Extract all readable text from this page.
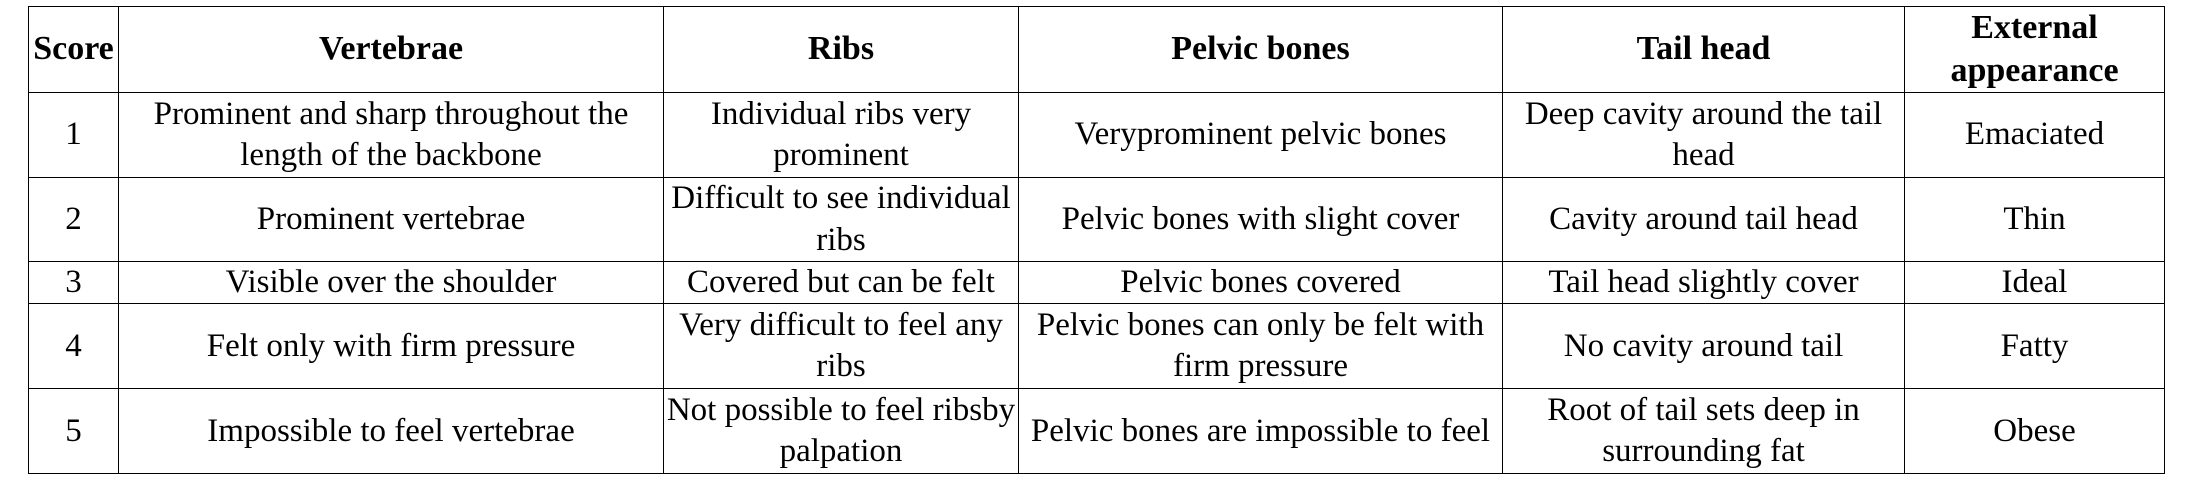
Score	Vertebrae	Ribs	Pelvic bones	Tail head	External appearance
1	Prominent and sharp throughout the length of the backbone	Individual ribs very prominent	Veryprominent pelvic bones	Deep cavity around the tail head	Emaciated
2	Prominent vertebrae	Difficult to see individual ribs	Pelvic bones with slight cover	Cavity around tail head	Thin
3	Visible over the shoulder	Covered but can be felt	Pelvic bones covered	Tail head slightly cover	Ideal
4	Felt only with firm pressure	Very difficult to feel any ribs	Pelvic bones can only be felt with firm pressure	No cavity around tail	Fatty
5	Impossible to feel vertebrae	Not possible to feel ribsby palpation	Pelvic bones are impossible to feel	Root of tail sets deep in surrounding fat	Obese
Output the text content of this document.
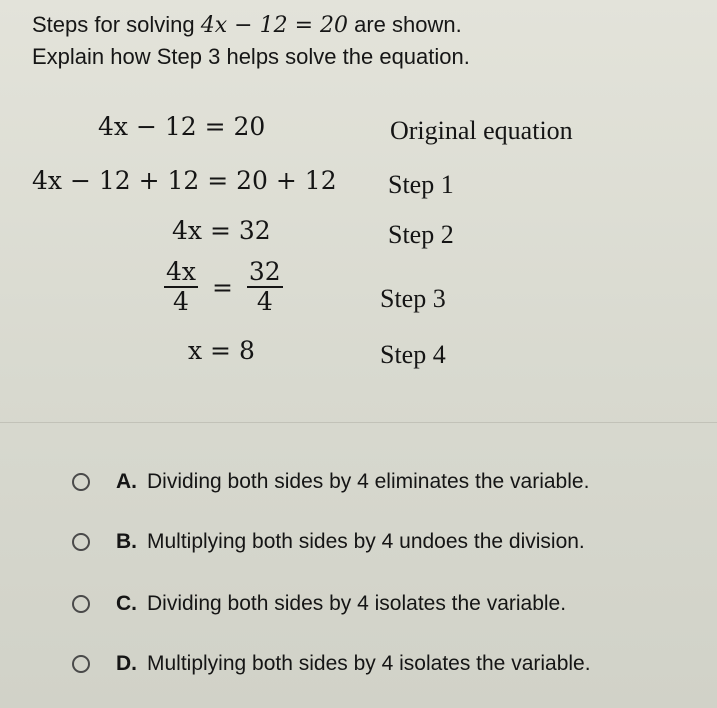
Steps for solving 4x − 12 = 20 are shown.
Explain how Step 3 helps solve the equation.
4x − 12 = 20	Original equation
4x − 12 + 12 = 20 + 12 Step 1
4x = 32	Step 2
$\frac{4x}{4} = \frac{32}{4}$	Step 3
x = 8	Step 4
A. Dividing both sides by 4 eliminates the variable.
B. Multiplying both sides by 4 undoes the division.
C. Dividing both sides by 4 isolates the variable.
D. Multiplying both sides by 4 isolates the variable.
* * *
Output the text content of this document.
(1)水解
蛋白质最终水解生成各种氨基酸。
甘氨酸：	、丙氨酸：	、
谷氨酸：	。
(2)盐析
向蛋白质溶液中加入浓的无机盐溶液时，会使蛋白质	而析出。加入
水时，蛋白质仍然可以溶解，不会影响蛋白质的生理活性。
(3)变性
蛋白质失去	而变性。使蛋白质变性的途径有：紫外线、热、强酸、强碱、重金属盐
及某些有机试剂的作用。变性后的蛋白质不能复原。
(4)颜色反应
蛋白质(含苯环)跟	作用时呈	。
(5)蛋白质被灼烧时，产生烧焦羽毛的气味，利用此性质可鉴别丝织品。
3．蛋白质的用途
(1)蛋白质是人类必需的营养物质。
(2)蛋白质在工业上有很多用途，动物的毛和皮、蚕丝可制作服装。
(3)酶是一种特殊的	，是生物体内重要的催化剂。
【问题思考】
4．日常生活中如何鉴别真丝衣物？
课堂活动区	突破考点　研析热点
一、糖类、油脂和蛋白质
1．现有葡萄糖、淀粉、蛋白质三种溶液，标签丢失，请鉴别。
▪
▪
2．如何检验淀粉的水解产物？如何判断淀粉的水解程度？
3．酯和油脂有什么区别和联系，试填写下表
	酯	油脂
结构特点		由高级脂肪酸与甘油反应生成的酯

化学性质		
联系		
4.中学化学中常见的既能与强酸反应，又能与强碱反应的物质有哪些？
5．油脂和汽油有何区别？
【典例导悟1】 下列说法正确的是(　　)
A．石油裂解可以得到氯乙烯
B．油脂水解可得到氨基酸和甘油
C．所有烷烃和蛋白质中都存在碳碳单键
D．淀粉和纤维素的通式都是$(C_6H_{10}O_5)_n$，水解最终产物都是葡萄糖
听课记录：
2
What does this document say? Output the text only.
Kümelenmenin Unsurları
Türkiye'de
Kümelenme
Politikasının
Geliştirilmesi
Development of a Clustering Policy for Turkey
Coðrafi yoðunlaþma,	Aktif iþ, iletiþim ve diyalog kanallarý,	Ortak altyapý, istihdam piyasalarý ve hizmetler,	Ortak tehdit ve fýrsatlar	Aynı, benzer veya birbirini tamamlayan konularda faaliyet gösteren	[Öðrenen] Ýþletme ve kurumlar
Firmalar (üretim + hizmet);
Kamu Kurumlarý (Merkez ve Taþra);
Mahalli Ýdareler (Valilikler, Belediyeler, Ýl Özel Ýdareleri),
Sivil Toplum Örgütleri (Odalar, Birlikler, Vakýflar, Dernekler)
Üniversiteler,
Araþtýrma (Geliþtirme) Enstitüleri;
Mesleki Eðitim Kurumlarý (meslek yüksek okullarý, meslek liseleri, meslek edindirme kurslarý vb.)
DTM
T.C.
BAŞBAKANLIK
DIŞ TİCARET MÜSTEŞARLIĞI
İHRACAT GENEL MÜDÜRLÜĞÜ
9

▸ **EXERCISE REQUIREMENTS**
For each line of the listing that holds the word "head", show that line.

▸ **RESULT OF THIS TASK**
Score	Vertebrae	Ribs	Pelvic bones	Tail head	External appearance
1	Prominent and sharp throughout the length of the backbone	Individual ribs very prominent	Veryprominent pelvic bones	Deep cavity around the tail head	Emaciated
2	Prominent vertebrae	Difficult to see individual ribs	Pelvic bones with slight cover	Cavity around tail head	Thin
3	Visible over the shoulder	Covered but can be felt	Pelvic bones covered	Tail head slightly cover	Ideal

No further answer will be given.